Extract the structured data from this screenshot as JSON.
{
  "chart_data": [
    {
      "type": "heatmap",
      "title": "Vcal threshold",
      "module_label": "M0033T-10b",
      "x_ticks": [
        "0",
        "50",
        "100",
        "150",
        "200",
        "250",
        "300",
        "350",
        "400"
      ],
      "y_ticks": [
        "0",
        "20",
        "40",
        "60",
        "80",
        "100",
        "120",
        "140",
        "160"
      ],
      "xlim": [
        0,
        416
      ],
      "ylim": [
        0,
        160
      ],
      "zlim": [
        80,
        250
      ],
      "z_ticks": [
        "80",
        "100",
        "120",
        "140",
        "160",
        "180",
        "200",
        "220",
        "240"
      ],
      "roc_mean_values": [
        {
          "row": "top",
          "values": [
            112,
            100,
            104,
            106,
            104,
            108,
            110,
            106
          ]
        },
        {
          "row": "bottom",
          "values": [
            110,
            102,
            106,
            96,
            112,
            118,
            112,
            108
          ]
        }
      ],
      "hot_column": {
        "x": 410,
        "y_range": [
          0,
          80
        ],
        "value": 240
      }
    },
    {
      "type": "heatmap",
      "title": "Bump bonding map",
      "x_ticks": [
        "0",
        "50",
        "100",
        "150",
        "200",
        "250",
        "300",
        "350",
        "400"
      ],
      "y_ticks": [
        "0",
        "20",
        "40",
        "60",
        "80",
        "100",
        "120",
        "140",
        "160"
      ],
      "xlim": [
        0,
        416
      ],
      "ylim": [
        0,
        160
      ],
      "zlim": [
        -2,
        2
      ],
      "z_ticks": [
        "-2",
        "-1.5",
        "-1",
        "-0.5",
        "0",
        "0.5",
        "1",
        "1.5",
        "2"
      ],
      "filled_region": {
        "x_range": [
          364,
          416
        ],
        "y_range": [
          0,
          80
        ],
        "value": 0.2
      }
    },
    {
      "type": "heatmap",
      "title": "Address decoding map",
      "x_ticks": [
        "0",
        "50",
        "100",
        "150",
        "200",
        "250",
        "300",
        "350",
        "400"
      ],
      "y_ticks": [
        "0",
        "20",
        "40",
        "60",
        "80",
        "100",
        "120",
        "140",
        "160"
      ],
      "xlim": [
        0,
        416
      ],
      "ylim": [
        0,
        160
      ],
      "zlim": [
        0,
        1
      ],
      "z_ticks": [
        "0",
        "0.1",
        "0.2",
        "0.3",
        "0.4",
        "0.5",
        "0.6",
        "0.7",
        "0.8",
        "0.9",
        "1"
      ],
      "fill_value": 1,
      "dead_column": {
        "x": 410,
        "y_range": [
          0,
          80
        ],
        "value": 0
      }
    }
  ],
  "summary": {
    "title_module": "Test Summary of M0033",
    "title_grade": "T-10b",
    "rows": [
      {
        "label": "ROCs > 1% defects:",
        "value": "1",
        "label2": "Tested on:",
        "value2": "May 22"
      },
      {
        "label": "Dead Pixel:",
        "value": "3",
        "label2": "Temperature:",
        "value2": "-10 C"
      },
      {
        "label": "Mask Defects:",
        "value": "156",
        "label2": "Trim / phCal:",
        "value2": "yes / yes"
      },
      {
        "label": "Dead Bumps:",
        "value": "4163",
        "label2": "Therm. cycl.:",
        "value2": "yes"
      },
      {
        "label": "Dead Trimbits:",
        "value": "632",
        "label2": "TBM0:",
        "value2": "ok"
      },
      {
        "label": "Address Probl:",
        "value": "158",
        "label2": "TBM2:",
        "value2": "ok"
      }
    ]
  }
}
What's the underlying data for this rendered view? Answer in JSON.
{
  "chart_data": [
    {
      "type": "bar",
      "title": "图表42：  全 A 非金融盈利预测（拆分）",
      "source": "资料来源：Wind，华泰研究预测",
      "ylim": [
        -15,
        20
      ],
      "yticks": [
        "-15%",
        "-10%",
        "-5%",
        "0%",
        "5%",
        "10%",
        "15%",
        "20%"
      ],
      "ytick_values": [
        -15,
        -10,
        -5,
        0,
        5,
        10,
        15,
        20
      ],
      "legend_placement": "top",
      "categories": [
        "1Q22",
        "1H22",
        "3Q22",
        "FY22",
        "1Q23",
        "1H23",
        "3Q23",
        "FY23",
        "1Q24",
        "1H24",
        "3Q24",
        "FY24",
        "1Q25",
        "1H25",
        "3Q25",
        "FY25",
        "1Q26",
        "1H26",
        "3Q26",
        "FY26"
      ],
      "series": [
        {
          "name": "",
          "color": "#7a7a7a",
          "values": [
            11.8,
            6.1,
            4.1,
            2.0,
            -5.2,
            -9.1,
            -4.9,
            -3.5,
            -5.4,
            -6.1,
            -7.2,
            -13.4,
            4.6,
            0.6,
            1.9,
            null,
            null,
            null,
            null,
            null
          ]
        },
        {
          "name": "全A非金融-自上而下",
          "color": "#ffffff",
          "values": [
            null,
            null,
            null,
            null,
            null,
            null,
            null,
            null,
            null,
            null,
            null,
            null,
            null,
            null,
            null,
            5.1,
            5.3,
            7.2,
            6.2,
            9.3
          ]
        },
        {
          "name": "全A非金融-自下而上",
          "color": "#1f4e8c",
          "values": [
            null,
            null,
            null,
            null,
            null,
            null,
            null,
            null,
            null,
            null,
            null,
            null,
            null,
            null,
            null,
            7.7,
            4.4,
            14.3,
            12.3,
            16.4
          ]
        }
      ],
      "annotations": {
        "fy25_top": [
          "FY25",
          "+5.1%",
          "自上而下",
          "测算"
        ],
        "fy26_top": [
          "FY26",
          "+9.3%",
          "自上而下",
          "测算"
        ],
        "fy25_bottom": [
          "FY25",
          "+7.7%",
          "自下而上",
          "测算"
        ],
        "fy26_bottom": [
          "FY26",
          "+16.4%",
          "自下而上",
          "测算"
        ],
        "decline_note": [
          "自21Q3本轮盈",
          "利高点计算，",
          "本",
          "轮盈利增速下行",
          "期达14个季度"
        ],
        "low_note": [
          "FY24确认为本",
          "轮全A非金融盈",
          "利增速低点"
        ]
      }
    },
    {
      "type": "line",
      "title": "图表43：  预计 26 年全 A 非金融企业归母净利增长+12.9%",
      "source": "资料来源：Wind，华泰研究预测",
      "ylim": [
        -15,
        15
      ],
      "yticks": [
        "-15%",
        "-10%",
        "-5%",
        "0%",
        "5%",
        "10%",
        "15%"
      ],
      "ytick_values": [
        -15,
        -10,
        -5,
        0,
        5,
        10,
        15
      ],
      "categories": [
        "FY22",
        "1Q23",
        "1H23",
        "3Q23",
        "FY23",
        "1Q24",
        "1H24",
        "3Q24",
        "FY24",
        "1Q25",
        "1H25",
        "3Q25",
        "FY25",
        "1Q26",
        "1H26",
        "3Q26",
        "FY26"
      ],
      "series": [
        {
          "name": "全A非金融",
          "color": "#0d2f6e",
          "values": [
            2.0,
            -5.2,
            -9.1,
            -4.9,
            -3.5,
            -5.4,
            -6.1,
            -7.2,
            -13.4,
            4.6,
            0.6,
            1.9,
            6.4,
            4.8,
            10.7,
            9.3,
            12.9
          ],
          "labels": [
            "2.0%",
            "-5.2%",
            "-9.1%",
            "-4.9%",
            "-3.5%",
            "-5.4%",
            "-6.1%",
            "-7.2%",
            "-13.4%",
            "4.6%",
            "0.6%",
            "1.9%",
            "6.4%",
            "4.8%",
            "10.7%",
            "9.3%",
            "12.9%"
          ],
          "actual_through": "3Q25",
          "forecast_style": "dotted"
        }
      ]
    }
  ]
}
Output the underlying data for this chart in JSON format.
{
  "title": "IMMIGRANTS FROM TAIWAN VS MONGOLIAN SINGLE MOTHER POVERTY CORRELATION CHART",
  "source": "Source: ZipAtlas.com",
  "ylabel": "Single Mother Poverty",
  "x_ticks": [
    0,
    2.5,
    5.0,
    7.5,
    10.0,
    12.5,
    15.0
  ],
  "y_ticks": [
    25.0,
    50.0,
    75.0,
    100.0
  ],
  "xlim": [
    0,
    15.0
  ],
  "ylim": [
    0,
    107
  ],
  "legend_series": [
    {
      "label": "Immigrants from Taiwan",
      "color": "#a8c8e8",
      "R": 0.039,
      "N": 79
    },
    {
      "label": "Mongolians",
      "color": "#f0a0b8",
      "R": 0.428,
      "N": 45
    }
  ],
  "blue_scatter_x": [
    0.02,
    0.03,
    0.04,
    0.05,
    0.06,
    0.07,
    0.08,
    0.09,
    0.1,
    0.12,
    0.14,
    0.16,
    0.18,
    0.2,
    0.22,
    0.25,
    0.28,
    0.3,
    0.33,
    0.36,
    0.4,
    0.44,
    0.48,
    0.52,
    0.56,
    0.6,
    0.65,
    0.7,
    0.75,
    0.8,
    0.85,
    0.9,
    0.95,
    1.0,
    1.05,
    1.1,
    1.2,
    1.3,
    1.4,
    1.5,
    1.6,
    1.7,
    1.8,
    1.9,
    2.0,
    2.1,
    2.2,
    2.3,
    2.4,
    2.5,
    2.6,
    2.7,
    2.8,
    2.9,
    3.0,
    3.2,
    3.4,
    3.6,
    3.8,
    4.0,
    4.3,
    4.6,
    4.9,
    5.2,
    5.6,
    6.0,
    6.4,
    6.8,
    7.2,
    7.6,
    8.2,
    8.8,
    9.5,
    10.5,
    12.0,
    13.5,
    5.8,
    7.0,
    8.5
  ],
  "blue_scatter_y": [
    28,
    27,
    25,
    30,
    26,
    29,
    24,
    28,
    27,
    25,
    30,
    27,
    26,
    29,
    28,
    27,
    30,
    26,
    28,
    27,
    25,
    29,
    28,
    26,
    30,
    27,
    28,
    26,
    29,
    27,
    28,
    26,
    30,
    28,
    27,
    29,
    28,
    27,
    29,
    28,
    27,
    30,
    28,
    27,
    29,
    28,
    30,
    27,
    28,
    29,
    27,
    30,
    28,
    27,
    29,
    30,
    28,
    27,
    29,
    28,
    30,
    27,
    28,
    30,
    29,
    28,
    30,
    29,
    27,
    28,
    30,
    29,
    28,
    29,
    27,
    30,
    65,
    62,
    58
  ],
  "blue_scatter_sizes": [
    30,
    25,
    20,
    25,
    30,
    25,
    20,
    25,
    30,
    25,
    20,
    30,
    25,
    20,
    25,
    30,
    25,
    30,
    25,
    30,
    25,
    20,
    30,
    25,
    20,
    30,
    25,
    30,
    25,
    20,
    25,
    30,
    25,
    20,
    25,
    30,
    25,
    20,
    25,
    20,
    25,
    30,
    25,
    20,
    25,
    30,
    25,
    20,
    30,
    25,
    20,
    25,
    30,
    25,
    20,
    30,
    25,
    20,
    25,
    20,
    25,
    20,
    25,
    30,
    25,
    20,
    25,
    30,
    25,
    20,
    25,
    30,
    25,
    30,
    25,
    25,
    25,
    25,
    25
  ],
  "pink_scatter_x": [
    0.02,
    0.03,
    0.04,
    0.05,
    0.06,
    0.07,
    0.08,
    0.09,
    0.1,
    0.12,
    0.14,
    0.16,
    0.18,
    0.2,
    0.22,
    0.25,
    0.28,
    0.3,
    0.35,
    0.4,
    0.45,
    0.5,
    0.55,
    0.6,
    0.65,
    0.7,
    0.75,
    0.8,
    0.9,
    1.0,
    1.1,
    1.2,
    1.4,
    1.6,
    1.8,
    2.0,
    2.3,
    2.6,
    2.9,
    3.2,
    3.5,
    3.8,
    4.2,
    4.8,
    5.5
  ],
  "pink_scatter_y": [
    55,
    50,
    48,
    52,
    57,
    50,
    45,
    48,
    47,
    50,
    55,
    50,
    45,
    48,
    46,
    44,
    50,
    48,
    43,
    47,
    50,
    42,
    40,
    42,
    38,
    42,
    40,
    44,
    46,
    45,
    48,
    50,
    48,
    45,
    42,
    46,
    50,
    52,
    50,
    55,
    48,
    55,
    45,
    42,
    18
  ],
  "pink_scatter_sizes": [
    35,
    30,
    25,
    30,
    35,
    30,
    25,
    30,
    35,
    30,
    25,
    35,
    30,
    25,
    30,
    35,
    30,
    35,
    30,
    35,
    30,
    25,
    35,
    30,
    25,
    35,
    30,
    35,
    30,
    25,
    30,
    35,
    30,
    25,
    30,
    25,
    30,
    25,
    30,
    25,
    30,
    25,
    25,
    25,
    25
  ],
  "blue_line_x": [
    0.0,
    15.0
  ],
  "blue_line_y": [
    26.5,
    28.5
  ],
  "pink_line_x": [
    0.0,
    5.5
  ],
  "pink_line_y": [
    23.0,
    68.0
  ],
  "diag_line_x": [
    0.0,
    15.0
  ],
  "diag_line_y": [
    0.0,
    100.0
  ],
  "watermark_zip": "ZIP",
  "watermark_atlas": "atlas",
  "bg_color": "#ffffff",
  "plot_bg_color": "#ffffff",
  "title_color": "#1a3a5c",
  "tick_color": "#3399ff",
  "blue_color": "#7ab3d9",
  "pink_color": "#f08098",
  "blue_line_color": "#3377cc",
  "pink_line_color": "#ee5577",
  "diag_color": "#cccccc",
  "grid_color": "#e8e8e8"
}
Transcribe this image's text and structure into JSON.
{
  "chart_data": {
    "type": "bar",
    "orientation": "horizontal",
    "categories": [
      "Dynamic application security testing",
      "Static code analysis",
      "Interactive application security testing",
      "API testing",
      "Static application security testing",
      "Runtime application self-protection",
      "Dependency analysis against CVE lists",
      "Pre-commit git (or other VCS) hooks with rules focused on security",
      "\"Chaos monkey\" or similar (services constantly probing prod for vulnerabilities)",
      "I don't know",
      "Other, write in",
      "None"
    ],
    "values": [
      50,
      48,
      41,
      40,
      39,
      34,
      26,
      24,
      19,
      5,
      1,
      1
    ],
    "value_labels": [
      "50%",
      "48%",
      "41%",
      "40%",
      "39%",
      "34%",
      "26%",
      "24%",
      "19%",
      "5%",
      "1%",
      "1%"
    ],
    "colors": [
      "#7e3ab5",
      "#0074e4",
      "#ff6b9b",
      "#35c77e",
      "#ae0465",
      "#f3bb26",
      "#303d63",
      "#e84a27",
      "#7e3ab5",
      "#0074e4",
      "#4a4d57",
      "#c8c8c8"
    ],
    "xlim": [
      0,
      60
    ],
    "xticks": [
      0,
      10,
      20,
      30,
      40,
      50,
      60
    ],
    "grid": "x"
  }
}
□ □ □
▶ [YOUR INSTRUCTIONS]:
Take the line in which "Transcribe this image's" occurs and each subsequent line through the end; give these lines again without alteration.

▶ [SOLVED EXERCISE]:
Transcribe this image's text and structure into JSON.
{
  "chart_data": {
    "type": "bar",
    "orientation": "horizontal",
    "categories": [
      "Dynamic application security testing",
      "Static code analysis",
      "Interactive application security testing",
      "API testing",
      "Static application security testing",
      "Runtime application self-protection",
      "Dependency analysis against CVE lists",
      "Pre-commit git (or other VCS) hooks with rules focused on security",
      "\"Chaos monkey\" or similar (services constantly probing prod for vulnerabilities)",
      "I don't know",
      "Other, write in",
      "None"
    ],
    "values": [
      50,
      48,
      41,
      40,
      39,
      34,
      26,
      24,
      19,
      5,
      1,
      1
    ],
    "value_labels": [
      "50%",
      "48%",
      "41%",
      "40%",
      "39%",
      "34%",
      "26%",
      "24%",
      "19%",
      "5%",
      "1%",
      "1%"
    ],
    "colors": [
      "#7e3ab5",
      "#0074e4",
      "#ff6b9b",
      "#35c77e",
      "#ae0465",
      "#f3bb26",
      "#303d63",
      "#e84a27",
      "#7e3ab5",
      "#0074e4",
      "#4a4d57",
      "#c8c8c8"
    ],
    "xlim": [
      0,
      60
    ],
    "xticks": [
      0,
      10,
      20,
      30,
      40,
      50,
      60
    ],
    "grid": "x"
  }
}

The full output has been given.